§ Exercise goal
Every record below should be transcribed exactly. Omit the images.

(Dataset items)

========================

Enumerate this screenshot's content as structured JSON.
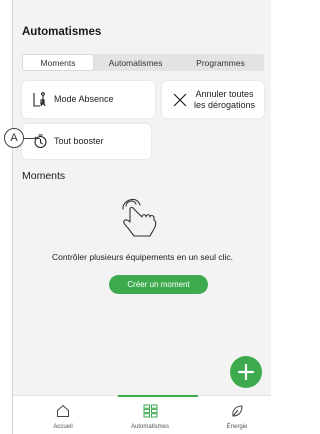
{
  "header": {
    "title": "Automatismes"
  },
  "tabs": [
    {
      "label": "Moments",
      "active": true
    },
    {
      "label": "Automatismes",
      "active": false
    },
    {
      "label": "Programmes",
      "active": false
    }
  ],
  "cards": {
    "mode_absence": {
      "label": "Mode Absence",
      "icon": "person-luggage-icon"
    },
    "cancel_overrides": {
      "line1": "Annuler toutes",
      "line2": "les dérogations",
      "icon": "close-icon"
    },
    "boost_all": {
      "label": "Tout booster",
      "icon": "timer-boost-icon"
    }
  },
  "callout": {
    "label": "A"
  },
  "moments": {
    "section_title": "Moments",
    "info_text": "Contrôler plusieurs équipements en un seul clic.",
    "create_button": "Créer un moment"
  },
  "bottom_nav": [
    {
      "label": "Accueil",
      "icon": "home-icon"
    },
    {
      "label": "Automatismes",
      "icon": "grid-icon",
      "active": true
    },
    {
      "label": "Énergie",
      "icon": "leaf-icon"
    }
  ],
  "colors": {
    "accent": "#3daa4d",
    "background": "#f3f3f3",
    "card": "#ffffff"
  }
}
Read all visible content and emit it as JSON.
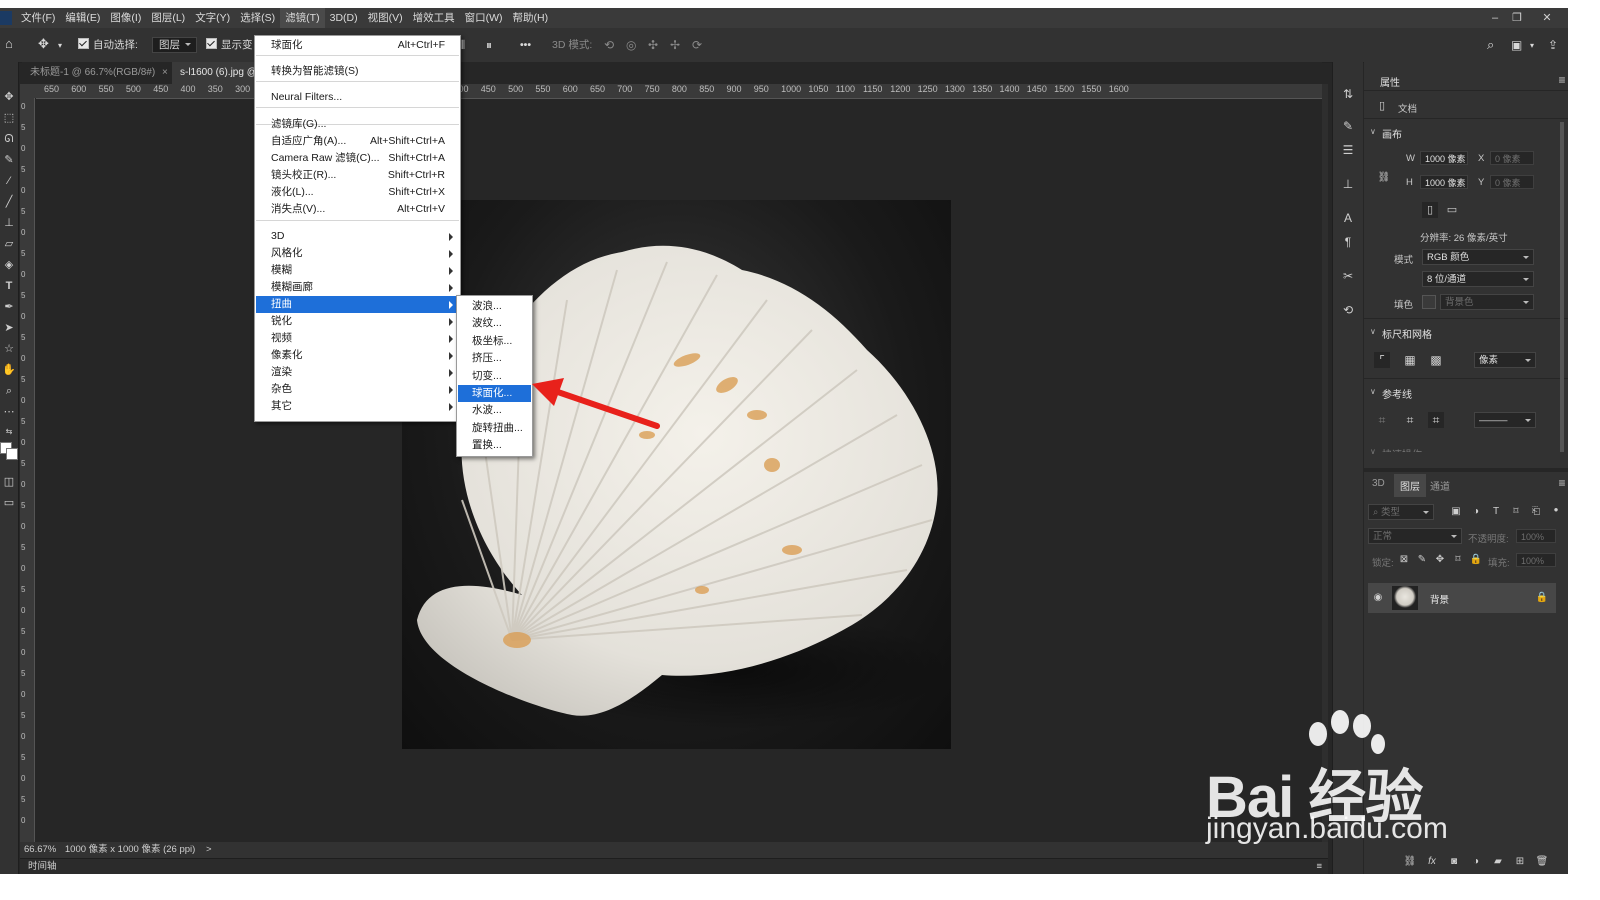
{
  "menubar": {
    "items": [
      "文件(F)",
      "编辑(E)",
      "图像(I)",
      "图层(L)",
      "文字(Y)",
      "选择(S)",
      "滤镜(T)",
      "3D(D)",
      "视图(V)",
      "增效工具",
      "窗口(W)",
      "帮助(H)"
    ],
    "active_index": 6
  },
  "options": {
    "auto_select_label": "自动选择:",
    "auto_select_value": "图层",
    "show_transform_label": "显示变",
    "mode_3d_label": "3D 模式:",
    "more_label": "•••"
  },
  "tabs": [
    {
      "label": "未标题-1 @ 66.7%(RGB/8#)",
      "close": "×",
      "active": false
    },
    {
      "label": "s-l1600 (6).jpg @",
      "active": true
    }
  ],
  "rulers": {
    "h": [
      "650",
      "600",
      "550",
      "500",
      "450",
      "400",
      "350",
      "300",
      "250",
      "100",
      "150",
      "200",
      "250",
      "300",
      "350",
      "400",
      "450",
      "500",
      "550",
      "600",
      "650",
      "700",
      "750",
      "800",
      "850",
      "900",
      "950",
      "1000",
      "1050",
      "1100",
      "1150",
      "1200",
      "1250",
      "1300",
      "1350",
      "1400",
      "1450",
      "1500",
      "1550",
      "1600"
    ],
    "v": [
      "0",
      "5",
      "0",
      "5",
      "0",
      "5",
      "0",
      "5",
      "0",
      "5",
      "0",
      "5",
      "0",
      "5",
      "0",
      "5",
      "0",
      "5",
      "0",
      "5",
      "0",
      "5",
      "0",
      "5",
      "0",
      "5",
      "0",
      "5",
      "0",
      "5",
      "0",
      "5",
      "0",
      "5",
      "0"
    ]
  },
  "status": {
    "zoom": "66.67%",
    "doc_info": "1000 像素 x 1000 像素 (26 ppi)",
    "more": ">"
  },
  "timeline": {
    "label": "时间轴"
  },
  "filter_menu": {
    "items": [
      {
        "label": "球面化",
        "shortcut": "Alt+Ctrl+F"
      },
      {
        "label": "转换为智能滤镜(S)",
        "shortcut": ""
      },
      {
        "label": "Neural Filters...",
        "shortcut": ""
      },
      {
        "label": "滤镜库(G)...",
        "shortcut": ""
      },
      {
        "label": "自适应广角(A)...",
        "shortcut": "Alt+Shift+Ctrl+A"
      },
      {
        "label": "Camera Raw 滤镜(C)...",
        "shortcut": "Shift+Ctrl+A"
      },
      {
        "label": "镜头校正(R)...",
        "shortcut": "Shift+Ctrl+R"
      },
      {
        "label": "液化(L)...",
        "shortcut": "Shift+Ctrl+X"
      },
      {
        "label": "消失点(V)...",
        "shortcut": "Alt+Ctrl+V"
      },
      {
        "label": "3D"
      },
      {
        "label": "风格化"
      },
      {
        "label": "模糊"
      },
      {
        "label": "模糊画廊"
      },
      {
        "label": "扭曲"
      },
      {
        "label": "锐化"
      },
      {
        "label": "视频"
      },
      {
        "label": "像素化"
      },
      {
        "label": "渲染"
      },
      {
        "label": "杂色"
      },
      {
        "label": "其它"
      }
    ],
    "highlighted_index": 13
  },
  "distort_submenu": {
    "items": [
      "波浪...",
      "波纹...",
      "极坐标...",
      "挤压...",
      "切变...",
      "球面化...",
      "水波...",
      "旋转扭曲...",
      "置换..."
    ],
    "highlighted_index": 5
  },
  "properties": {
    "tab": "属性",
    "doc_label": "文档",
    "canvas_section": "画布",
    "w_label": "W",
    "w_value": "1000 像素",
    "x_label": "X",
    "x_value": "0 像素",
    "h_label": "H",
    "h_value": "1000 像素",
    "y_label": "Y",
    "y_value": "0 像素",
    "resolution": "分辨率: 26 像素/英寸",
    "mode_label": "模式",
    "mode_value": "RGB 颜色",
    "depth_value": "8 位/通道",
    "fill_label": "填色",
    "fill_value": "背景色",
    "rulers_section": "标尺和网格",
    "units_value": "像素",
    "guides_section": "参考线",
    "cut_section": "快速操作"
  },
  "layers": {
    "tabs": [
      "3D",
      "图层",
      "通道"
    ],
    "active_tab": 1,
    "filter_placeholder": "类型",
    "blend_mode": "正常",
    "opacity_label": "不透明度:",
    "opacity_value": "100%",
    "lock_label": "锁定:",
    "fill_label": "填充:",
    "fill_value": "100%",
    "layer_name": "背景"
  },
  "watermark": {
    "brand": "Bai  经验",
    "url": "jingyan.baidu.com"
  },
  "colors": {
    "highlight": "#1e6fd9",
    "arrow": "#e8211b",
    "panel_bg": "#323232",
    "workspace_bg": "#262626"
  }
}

========================

§ Problem solution
Enumerate this screenshot's content as structured JSON.
{
  "header": {
    "title": "Automatismes"
  },
  "tabs": [
    {
      "label": "Moments",
      "active": true
    },
    {
      "label": "Automatismes",
      "active": false
    },
    {
      "label": "Programmes",
      "active": false
    }
  ],
  "cards": {
    "mode_absence": {
      "label": "Mode Absence",
      "icon": "person-luggage-icon"
    },
    "cancel_overrides": {
      "line1": "Annuler toutes",
      "line2": "les dérogations",
      "icon": "close-icon"
    },
    "boost_all": {
      "label": "Tout booster",
      "icon": "timer-boost-icon"
    }
  },
  "callout": {
    "label": "A"
  },
  "moments": {
    "section_title": "Moments",
    "info_text": "Contrôler plusieurs équipements en un seul clic.",
    "create_button": "Créer un moment"
  },
  "bottom_nav": [
    {
      "label": "Accueil",
      "icon": "home-icon"
    },
    {
      "label": "Automatismes",
      "icon": "grid-icon",
      "active": true
    },
    {
      "label": "Énergie",
      "icon": "leaf-icon"
    }
  ],
  "colors": {
    "accent": "#3daa4d",
    "background": "#f3f3f3",
    "card": "#ffffff"
  }
}
Read all visible content and emit it as JSON.
{
  "menubar": {
    "items": [
      "文件(F)",
      "编辑(E)",
      "图像(I)",
      "图层(L)",
      "文字(Y)",
      "选择(S)",
      "滤镜(T)",
      "3D(D)",
      "视图(V)",
      "增效工具",
      "窗口(W)",
      "帮助(H)"
    ],
    "active_index": 6
  },
  "options": {
    "auto_select_label": "自动选择:",
    "auto_select_value": "图层",
    "show_transform_label": "显示变",
    "mode_3d_label": "3D 模式:",
    "more_label": "•••"
  },
  "tabs": [
    {
      "label": "未标题-1 @ 66.7%(RGB/8#)",
      "close": "×",
      "active": false
    },
    {
      "label": "s-l1600 (6).jpg @",
      "active": true
    }
  ],
  "rulers": {
    "h": [
      "650",
      "600",
      "550",
      "500",
      "450",
      "400",
      "350",
      "300",
      "250",
      "100",
      "150",
      "200",
      "250",
      "300",
      "350",
      "400",
      "450",
      "500",
      "550",
      "600",
      "650",
      "700",
      "750",
      "800",
      "850",
      "900",
      "950",
      "1000",
      "1050",
      "1100",
      "1150",
      "1200",
      "1250",
      "1300",
      "1350",
      "1400",
      "1450",
      "1500",
      "1550",
      "1600"
    ],
    "v": [
      "0",
      "5",
      "0",
      "5",
      "0",
      "5",
      "0",
      "5",
      "0",
      "5",
      "0",
      "5",
      "0",
      "5",
      "0",
      "5",
      "0",
      "5",
      "0",
      "5",
      "0",
      "5",
      "0",
      "5",
      "0",
      "5",
      "0",
      "5",
      "0",
      "5",
      "0",
      "5",
      "0",
      "5",
      "0"
    ]
  },
  "status": {
    "zoom": "66.67%",
    "doc_info": "1000 像素 x 1000 像素 (26 ppi)",
    "more": ">"
  },
  "timeline": {
    "label": "时间轴"
  },
  "filter_menu": {
    "items": [
      {
        "label": "球面化",
        "shortcut": "Alt+Ctrl+F"
      },
      {
        "label": "转换为智能滤镜(S)",
        "shortcut": ""
      },
      {
        "label": "Neural Filters...",
        "shortcut": ""
      },
      {
        "label": "滤镜库(G)...",
        "shortcut": ""
      },
      {
        "label": "自适应广角(A)...",
        "shortcut": "Alt+Shift+Ctrl+A"
      },
      {
        "label": "Camera Raw 滤镜(C)...",
        "shortcut": "Shift+Ctrl+A"
      },
      {
        "label": "镜头校正(R)...",
        "shortcut": "Shift+Ctrl+R"
      },
      {
        "label": "液化(L)...",
        "shortcut": "Shift+Ctrl+X"
      },
      {
        "label": "消失点(V)...",
        "shortcut": "Alt+Ctrl+V"
      },
      {
        "label": "3D"
      },
      {
        "label": "风格化"
      },
      {
        "label": "模糊"
      },
      {
        "label": "模糊画廊"
      },
      {
        "label": "扭曲"
      },
      {
        "label": "锐化"
      },
      {
        "label": "视频"
      },
      {
        "label": "像素化"
      },
      {
        "label": "渲染"
      },
      {
        "label": "杂色"
      },
      {
        "label": "其它"
      }
    ],
    "highlighted_index": 13
  },
  "distort_submenu": {
    "items": [
      "波浪...",
      "波纹...",
      "极坐标...",
      "挤压...",
      "切变...",
      "球面化...",
      "水波...",
      "旋转扭曲...",
      "置换..."
    ],
    "highlighted_index": 5
  },
  "properties": {
    "tab": "属性",
    "doc_label": "文档",
    "canvas_section": "画布",
    "w_label": "W",
    "w_value": "1000 像素",
    "x_label": "X",
    "x_value": "0 像素",
    "h_label": "H",
    "h_value": "1000 像素",
    "y_label": "Y",
    "y_value": "0 像素",
    "resolution": "分辨率: 26 像素/英寸",
    "mode_label": "模式",
    "mode_value": "RGB 颜色",
    "depth_value": "8 位/通道",
    "fill_label": "填色",
    "fill_value": "背景色",
    "rulers_section": "标尺和网格",
    "units_value": "像素",
    "guides_section": "参考线",
    "cut_section": "快速操作"
  },
  "layers": {
    "tabs": [
      "3D",
      "图层",
      "通道"
    ],
    "active_tab": 1,
    "filter_placeholder": "类型",
    "blend_mode": "正常",
    "opacity_label": "不透明度:",
    "opacity_value": "100%",
    "lock_label": "锁定:",
    "fill_label": "填充:",
    "fill_value": "100%",
    "layer_name": "背景"
  },
  "watermark": {
    "brand": "Bai  经验",
    "url": "jingyan.baidu.com"
  },
  "colors": {
    "highlight": "#1e6fd9",
    "arrow": "#e8211b",
    "panel_bg": "#323232",
    "workspace_bg": "#262626"
  }
}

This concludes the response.